> **Problem statement**
Output all records precisely as written.

______________________________

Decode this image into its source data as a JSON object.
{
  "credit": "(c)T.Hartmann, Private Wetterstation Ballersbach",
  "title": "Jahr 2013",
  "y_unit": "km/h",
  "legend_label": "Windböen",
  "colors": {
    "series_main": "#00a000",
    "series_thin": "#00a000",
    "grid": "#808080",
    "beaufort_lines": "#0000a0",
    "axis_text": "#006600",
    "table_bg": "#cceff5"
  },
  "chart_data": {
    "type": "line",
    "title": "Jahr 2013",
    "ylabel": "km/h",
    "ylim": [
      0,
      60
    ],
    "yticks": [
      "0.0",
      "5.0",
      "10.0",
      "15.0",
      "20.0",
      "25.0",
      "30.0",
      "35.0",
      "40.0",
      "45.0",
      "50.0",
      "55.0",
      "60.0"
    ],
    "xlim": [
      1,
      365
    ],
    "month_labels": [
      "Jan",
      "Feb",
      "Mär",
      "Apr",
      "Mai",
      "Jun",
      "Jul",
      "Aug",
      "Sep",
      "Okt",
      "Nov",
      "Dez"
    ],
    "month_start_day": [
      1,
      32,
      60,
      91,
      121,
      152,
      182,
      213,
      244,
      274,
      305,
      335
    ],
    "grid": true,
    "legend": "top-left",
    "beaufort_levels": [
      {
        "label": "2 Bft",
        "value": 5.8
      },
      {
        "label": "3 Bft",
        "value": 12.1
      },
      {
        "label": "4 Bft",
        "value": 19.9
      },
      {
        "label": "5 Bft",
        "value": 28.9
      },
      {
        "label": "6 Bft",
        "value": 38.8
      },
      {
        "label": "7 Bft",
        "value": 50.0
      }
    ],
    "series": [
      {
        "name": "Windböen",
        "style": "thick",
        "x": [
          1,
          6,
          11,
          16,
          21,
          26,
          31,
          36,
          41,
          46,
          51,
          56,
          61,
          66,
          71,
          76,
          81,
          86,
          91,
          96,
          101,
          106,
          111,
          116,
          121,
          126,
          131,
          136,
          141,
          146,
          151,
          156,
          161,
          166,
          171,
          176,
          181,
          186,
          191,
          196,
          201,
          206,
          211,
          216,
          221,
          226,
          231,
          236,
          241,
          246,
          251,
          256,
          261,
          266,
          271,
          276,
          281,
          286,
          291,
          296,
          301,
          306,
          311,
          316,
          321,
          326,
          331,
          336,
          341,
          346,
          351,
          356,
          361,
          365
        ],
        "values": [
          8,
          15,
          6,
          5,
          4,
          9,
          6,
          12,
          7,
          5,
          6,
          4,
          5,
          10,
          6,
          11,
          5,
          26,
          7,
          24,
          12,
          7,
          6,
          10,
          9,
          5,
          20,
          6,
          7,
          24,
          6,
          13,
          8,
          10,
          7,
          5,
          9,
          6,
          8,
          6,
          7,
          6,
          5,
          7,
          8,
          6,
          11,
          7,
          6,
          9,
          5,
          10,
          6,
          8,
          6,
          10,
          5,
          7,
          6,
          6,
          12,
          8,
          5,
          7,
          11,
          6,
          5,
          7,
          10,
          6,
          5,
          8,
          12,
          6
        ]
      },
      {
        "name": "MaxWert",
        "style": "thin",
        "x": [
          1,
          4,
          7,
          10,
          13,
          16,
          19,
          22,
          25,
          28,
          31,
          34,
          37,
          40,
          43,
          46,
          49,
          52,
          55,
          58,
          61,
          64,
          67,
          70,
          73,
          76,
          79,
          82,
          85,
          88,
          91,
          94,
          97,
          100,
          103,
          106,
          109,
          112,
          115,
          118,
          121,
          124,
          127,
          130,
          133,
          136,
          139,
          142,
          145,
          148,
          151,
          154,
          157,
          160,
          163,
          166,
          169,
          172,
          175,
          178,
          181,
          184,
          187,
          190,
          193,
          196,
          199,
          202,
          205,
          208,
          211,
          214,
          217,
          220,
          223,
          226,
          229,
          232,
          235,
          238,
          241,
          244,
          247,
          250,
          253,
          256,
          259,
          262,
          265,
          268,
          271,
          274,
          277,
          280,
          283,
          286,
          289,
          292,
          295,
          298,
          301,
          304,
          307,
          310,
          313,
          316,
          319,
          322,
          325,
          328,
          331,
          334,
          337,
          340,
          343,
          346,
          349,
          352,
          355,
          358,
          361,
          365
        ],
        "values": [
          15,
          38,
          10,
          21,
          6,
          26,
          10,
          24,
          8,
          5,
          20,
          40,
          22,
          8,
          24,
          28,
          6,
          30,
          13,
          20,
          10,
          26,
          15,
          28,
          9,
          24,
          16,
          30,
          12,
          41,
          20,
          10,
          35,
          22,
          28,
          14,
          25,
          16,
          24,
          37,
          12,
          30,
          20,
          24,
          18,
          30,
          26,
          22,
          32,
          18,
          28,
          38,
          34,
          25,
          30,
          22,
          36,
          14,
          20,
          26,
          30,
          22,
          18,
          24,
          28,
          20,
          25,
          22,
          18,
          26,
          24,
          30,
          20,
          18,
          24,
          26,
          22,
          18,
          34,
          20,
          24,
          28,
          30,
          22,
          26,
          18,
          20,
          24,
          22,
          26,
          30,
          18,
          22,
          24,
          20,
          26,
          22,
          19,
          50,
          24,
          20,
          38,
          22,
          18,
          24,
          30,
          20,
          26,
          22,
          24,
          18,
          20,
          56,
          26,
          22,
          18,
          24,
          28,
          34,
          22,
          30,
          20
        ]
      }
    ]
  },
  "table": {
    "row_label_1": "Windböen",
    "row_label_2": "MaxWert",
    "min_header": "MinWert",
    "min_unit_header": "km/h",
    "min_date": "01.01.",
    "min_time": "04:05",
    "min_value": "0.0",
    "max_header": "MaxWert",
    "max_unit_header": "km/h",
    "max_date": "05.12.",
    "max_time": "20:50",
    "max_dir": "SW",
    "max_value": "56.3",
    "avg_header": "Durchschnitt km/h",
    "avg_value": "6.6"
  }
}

______________________________

> **Result for this exercise**
Decode this image into its source data as a JSON object.
{
  "credit": "(c)T.Hartmann, Private Wetterstation Ballersbach",
  "title": "Jahr 2013",
  "y_unit": "km/h",
  "legend_label": "Windböen",
  "colors": {
    "series_main": "#00a000",
    "series_thin": "#00a000",
    "grid": "#808080",
    "beaufort_lines": "#0000a0",
    "axis_text": "#006600",
    "table_bg": "#cceff5"
  },
  "chart_data": {
    "type": "line",
    "title": "Jahr 2013",
    "ylabel": "km/h",
    "ylim": [
      0,
      60
    ],
    "yticks": [
      "0.0",
      "5.0",
      "10.0",
      "15.0",
      "20.0",
      "25.0",
      "30.0",
      "35.0",
      "40.0",
      "45.0",
      "50.0",
      "55.0",
      "60.0"
    ],
    "xlim": [
      1,
      365
    ],
    "month_labels": [
      "Jan",
      "Feb",
      "Mär",
      "Apr",
      "Mai",
      "Jun",
      "Jul",
      "Aug",
      "Sep",
      "Okt",
      "Nov",
      "Dez"
    ],
    "month_start_day": [
      1,
      32,
      60,
      91,
      121,
      152,
      182,
      213,
      244,
      274,
      305,
      335
    ],
    "grid": true,
    "legend": "top-left",
    "beaufort_levels": [
      {
        "label": "2 Bft",
        "value": 5.8
      },
      {
        "label": "3 Bft",
        "value": 12.1
      },
      {
        "label": "4 Bft",
        "value": 19.9
      },
      {
        "label": "5 Bft",
        "value": 28.9
      },
      {
        "label": "6 Bft",
        "value": 38.8
      },
      {
        "label": "7 Bft",
        "value": 50.0
      }
    ],
    "series": [
      {
        "name": "Windböen",
        "style": "thick",
        "x": [
          1,
          6,
          11,
          16,
          21,
          26,
          31,
          36,
          41,
          46,
          51,
          56,
          61,
          66,
          71,
          76,
          81,
          86,
          91,
          96,
          101,
          106,
          111,
          116,
          121,
          126,
          131,
          136,
          141,
          146,
          151,
          156,
          161,
          166,
          171,
          176,
          181,
          186,
          191,
          196,
          201,
          206,
          211,
          216,
          221,
          226,
          231,
          236,
          241,
          246,
          251,
          256,
          261,
          266,
          271,
          276,
          281,
          286,
          291,
          296,
          301,
          306,
          311,
          316,
          321,
          326,
          331,
          336,
          341,
          346,
          351,
          356,
          361,
          365
        ],
        "values": [
          8,
          15,
          6,
          5,
          4,
          9,
          6,
          12,
          7,
          5,
          6,
          4,
          5,
          10,
          6,
          11,
          5,
          26,
          7,
          24,
          12,
          7,
          6,
          10,
          9,
          5,
          20,
          6,
          7,
          24,
          6,
          13,
          8,
          10,
          7,
          5,
          9,
          6,
          8,
          6,
          7,
          6,
          5,
          7,
          8,
          6,
          11,
          7,
          6,
          9,
          5,
          10,
          6,
          8,
          6,
          10,
          5,
          7,
          6,
          6,
          12,
          8,
          5,
          7,
          11,
          6,
          5,
          7,
          10,
          6,
          5,
          8,
          12,
          6
        ]
      },
      {
        "name": "MaxWert",
        "style": "thin",
        "x": [
          1,
          4,
          7,
          10,
          13,
          16,
          19,
          22,
          25,
          28,
          31,
          34,
          37,
          40,
          43,
          46,
          49,
          52,
          55,
          58,
          61,
          64,
          67,
          70,
          73,
          76,
          79,
          82,
          85,
          88,
          91,
          94,
          97,
          100,
          103,
          106,
          109,
          112,
          115,
          118,
          121,
          124,
          127,
          130,
          133,
          136,
          139,
          142,
          145,
          148,
          151,
          154,
          157,
          160,
          163,
          166,
          169,
          172,
          175,
          178,
          181,
          184,
          187,
          190,
          193,
          196,
          199,
          202,
          205,
          208,
          211,
          214,
          217,
          220,
          223,
          226,
          229,
          232,
          235,
          238,
          241,
          244,
          247,
          250,
          253,
          256,
          259,
          262,
          265,
          268,
          271,
          274,
          277,
          280,
          283,
          286,
          289,
          292,
          295,
          298,
          301,
          304,
          307,
          310,
          313,
          316,
          319,
          322,
          325,
          328,
          331,
          334,
          337,
          340,
          343,
          346,
          349,
          352,
          355,
          358,
          361,
          365
        ],
        "values": [
          15,
          38,
          10,
          21,
          6,
          26,
          10,
          24,
          8,
          5,
          20,
          40,
          22,
          8,
          24,
          28,
          6,
          30,
          13,
          20,
          10,
          26,
          15,
          28,
          9,
          24,
          16,
          30,
          12,
          41,
          20,
          10,
          35,
          22,
          28,
          14,
          25,
          16,
          24,
          37,
          12,
          30,
          20,
          24,
          18,
          30,
          26,
          22,
          32,
          18,
          28,
          38,
          34,
          25,
          30,
          22,
          36,
          14,
          20,
          26,
          30,
          22,
          18,
          24,
          28,
          20,
          25,
          22,
          18,
          26,
          24,
          30,
          20,
          18,
          24,
          26,
          22,
          18,
          34,
          20,
          24,
          28,
          30,
          22,
          26,
          18,
          20,
          24,
          22,
          26,
          30,
          18,
          22,
          24,
          20,
          26,
          22,
          19,
          50,
          24,
          20,
          38,
          22,
          18,
          24,
          30,
          20,
          26,
          22,
          24,
          18,
          20,
          56,
          26,
          22,
          18,
          24,
          28,
          34,
          22,
          30,
          20
        ]
      }
    ]
  },
  "table": {
    "row_label_1": "Windböen",
    "row_label_2": "MaxWert",
    "min_header": "MinWert",
    "min_unit_header": "km/h",
    "min_date": "01.01.",
    "min_time": "04:05",
    "min_value": "0.0",
    "max_header": "MaxWert",
    "max_unit_header": "km/h",
    "max_date": "05.12.",
    "max_time": "20:50",
    "max_dir": "SW",
    "max_value": "56.3",
    "avg_header": "Durchschnitt km/h",
    "avg_value": "6.6"
  }
}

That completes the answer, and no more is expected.